(Provided entries):

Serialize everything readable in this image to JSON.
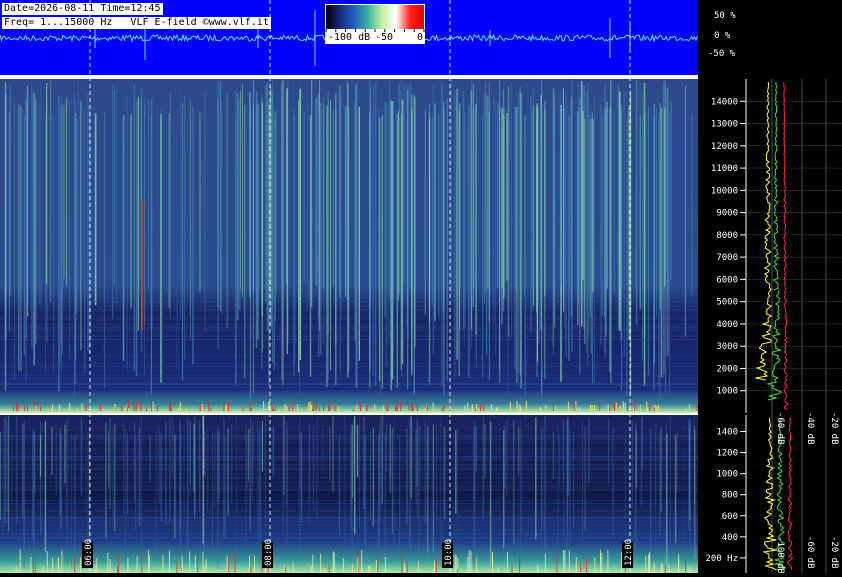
{
  "header": {
    "line1": "Date=2026-08-11 Time=12:45",
    "line2": "Freq= 1...15000 Hz   VLF E-field ©www.vlf.it"
  },
  "colorbar": {
    "labels": [
      "-100 dB",
      "-50",
      "0"
    ],
    "stops": [
      "#000000",
      "#1a2a80",
      "#2060c0",
      "#40b0a0",
      "#c0f0a0",
      "#ffffff",
      "#ff2020",
      "#e00000"
    ]
  },
  "waveform_axis": {
    "labels": [
      "50 %",
      "0 %",
      "-50 %"
    ],
    "background": "#0000ff",
    "trace_color": "#60e0ff"
  },
  "chart_data": [
    {
      "type": "heatmap",
      "panel": "main-spectrogram",
      "yaxis_ticks": [
        "14000",
        "13000",
        "12000",
        "11000",
        "10000",
        "9000",
        "8000",
        "7000",
        "6000",
        "5000",
        "4000",
        "3000",
        "2000",
        "1000"
      ],
      "ylim": [
        0,
        15000
      ],
      "xaxis_ticks": [
        "06:00",
        "08:00",
        "10:00",
        "12:00"
      ],
      "spectrum_axis_labels": [
        "-60 dB",
        "-40 dB",
        "-20 dB"
      ],
      "grid": true
    },
    {
      "type": "heatmap",
      "panel": "low-spectrogram",
      "yaxis_ticks": [
        "1400",
        "1200",
        "1000",
        "800",
        "600",
        "400",
        "200 Hz"
      ],
      "ylim": [
        0,
        1500
      ],
      "xaxis_ticks": [
        "06:00",
        "08:00",
        "10:00",
        "12:00"
      ],
      "spectrum_axis_labels": [
        "-100 dB",
        "-60 dB",
        "-20 dB"
      ],
      "grid": true
    }
  ]
}
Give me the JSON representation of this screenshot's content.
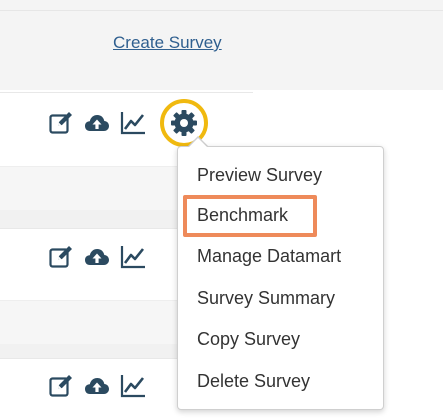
{
  "header": {
    "create_survey_label": "Create Survey"
  },
  "rows": [
    {
      "icons": [
        "edit-icon",
        "cloud-upload-icon",
        "chart-icon"
      ]
    },
    {
      "icons": [
        "edit-icon",
        "cloud-upload-icon",
        "chart-icon"
      ]
    },
    {
      "icons": [
        "edit-icon",
        "cloud-upload-icon",
        "chart-icon"
      ]
    }
  ],
  "context_menu": {
    "items": [
      {
        "label": "Preview Survey"
      },
      {
        "label": "Benchmark",
        "highlighted": true
      },
      {
        "label": "Manage Datamart"
      },
      {
        "label": "Survey Summary"
      },
      {
        "label": "Copy Survey"
      },
      {
        "label": "Delete Survey"
      }
    ]
  },
  "colors": {
    "link": "#2f5f8f",
    "icon": "#2b4a60",
    "gear_ring": "#f0b90f",
    "highlight": "#ee8a5a"
  }
}
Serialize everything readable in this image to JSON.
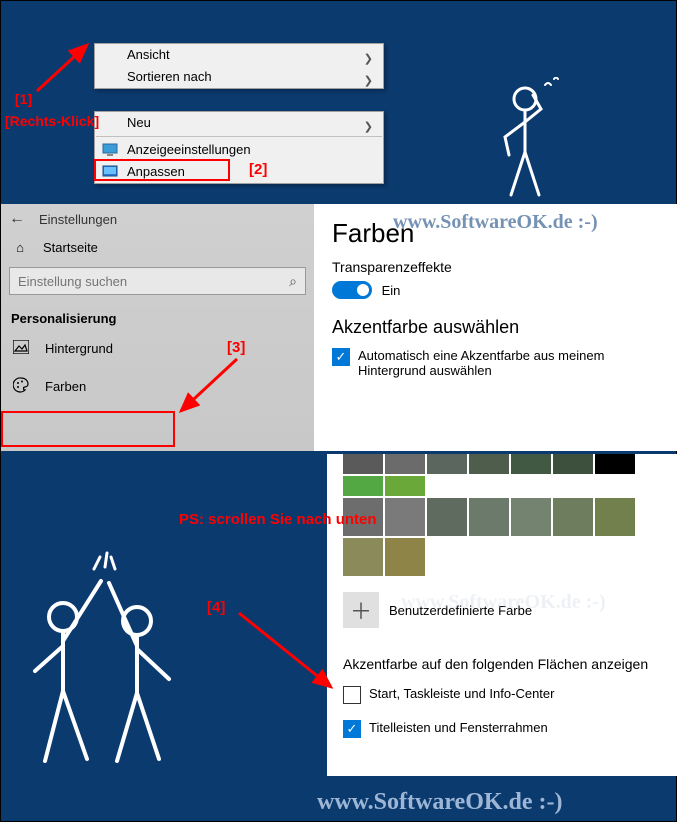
{
  "context_menu_top": {
    "view": "Ansicht",
    "sort": "Sortieren nach"
  },
  "context_menu_bottom": {
    "new": "Neu",
    "display_settings": "Anzeigeeinstellungen",
    "personalize": "Anpassen"
  },
  "annotations": {
    "a1": "[1]",
    "right_click": "[Rechts-Klick]",
    "a2": "[2]",
    "a3": "[3]",
    "a4": "[4]",
    "scroll_hint": "PS: scrollen Sie nach unten"
  },
  "settings": {
    "title": "Einstellungen",
    "home": "Startseite",
    "search_placeholder": "Einstellung suchen",
    "category": "Personalisierung",
    "nav_background": "Hintergrund",
    "nav_colors": "Farben"
  },
  "colors_panel": {
    "heading": "Farben",
    "transparency": "Transparenzeffekte",
    "toggle_on": "Ein",
    "accent_heading": "Akzentfarbe auswählen",
    "auto_accent": "Automatisch eine Akzentfarbe aus meinem Hintergrund auswählen"
  },
  "lower_panel": {
    "custom_color": "Benutzerdefinierte Farbe",
    "show_on_heading": "Akzentfarbe auf den folgenden Flächen anzeigen",
    "start_taskbar": "Start, Taskleiste und Info-Center",
    "titlebars": "Titelleisten und Fensterrahmen"
  },
  "watermark": "www.SoftwareOK.de :-)",
  "swatch_colors_row1": [
    "#5a5a5a",
    "#6b6b6b",
    "#5b665f",
    "#4f5e4c",
    "#415843",
    "#3d4f3d",
    "#000000",
    "#54a844",
    "#6aa83a"
  ],
  "swatch_colors_row2": [
    "#6d6d6d",
    "#7a7a7a",
    "#5e6b5e",
    "#6b7a6b",
    "#73836f",
    "#6f7d5f",
    "#72804e",
    "#8a8a5a",
    "#8f8447"
  ]
}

(Given task): Only a number is expected here: the count of lines in the listing that hold the string "auswählen".

(Task answer): 2